**Given instruction**
Return each line of the listing below, unchanged, and omit the images.

++++ Provided records

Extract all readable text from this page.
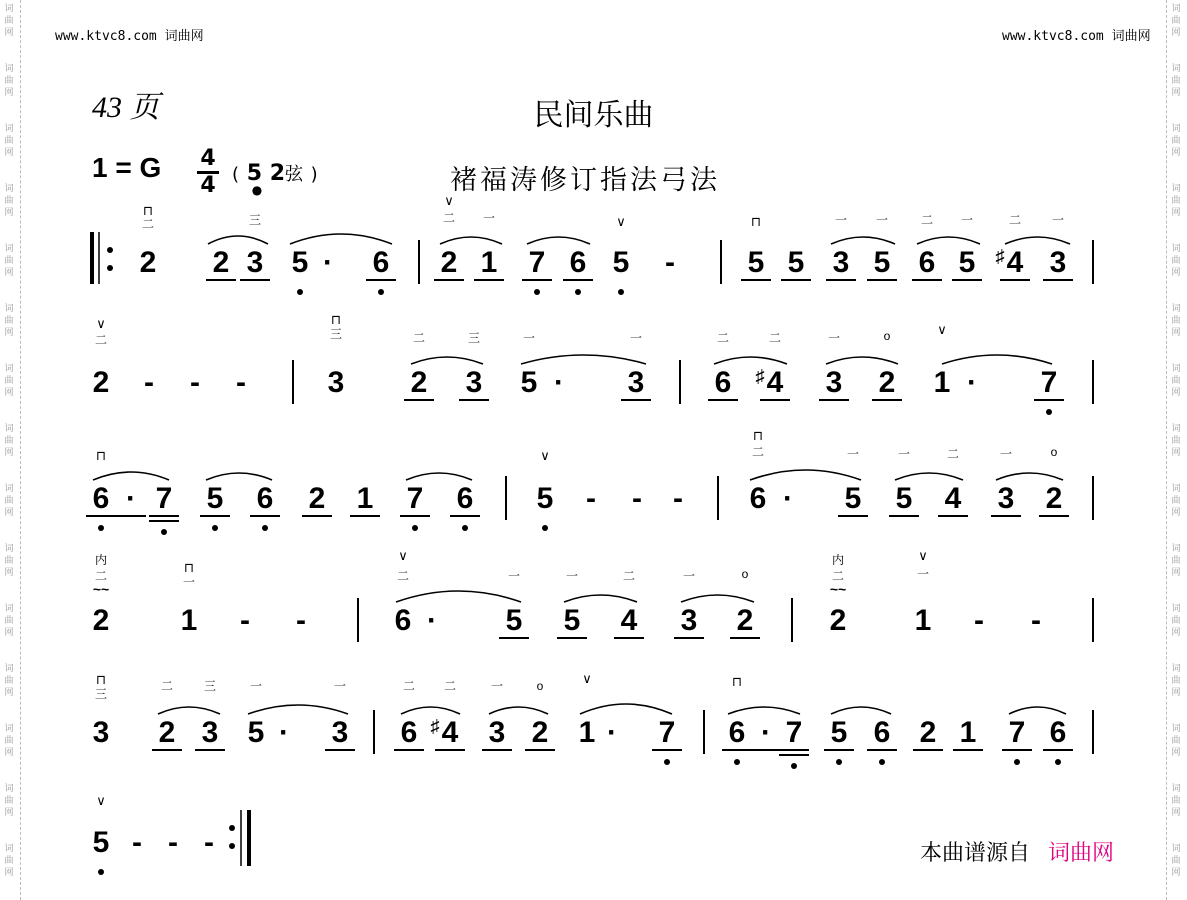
词
曲
网
词
曲
网
词
曲
网
词
曲
网
词
曲
网
词
曲
网
词
曲
网
词
曲
网
词
曲
网
词
曲
网
词
曲
网
词
曲
网
词
曲
网
词
曲
网
词
曲
网
词
曲
网
词
曲
网
词
曲
网
词
曲
网
词
曲
网
词
曲
网
词
曲
网
词
曲
网
词
曲
网
词
曲
网
词
曲
网
词
曲
网
词
曲
网
词
曲
网
词
曲
网
www.ktvc8.com 词曲网	www.ktvc8.com 词曲网
43 页	民间乐曲
1 = G 4
4 ( 5
●
2弦 )	褚福涛修订指法弓法
2 2 3 5 · 6 2 1 7 6 5 - 5 5 3 5 6 5 4 3
♯
2 - - -	3 2 3 5 · 3 6 4 3 2 1 · 7
♯
6 · 7 5 6 2 1 7 6 5 - - - 6 · 5 5 4 3 2
2 1 - -	6 · 5 5 4 3 2	2 1 - -
3 2 3 5 · 3 6 4 3 2 1 · 7 6 · 7 5 6 2 1 7 6
♯
5 - - -
⊓
∨
∨	⊓
∨	⊓
∨
⊓	∨
⊓
⊓
∨	∨
⊓	∨	⊓
∨
二	三	二 一
二	三	二	三	一	一	二	二	一	o
二	一	一	二	一	o
内
二	一	二	一	一	二	一	o
内
二	一
三
二	三	一	一	二 二	一	o
一 一	二 一	二	一
~~	~~
本曲谱源自 词曲网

++++++++

**Written answer**
Extract all readable text from this page.
词
曲
网
词
曲
网
词
曲
网
词
曲
网
词
曲
网
词
曲
网
词
曲
网
词
曲
网
词
曲
网
词
曲
网
词
曲
网
词
曲
网
词
曲
网
词
曲
网
词
曲
网
词
曲
网
词
曲
网
词
曲
网
词
曲
网
词
曲
网
词
曲
网
词
曲
网
词
曲
网
词
曲
网
词
曲
网
词
曲
网
词
曲
网
词
曲
网
词
曲
网
词
曲
网
www.ktvc8.com 词曲网	www.ktvc8.com 词曲网
43 页	民间乐曲
1 = G 4
4 ( 5
●
2弦 )	褚福涛修订指法弓法
2 2 3 5 · 6 2 1 7 6 5 - 5 5 3 5 6 5 4 3
♯
2 - - -	3 2 3 5 · 3 6 4 3 2 1 · 7
♯
6 · 7 5 6 2 1 7 6 5 - - - 6 · 5 5 4 3 2
2 1 - -	6 · 5 5 4 3 2	2 1 - -
3 2 3 5 · 3 6 4 3 2 1 · 7 6 · 7 5 6 2 1 7 6
♯
5 - - -
⊓
∨
∨	⊓
∨	⊓
∨
⊓	∨
⊓
⊓
∨	∨
⊓	∨	⊓
∨
二	三	二 一
二	三	二	三	一	一	二	二	一	o
二	一	一	二	一	o
内
二	一	二	一	一	二	一	o
内
二	一
三
二	三	一	一	二 二	一	o
一 一	二 一	二	一
~~	~~
本曲谱源自 词曲网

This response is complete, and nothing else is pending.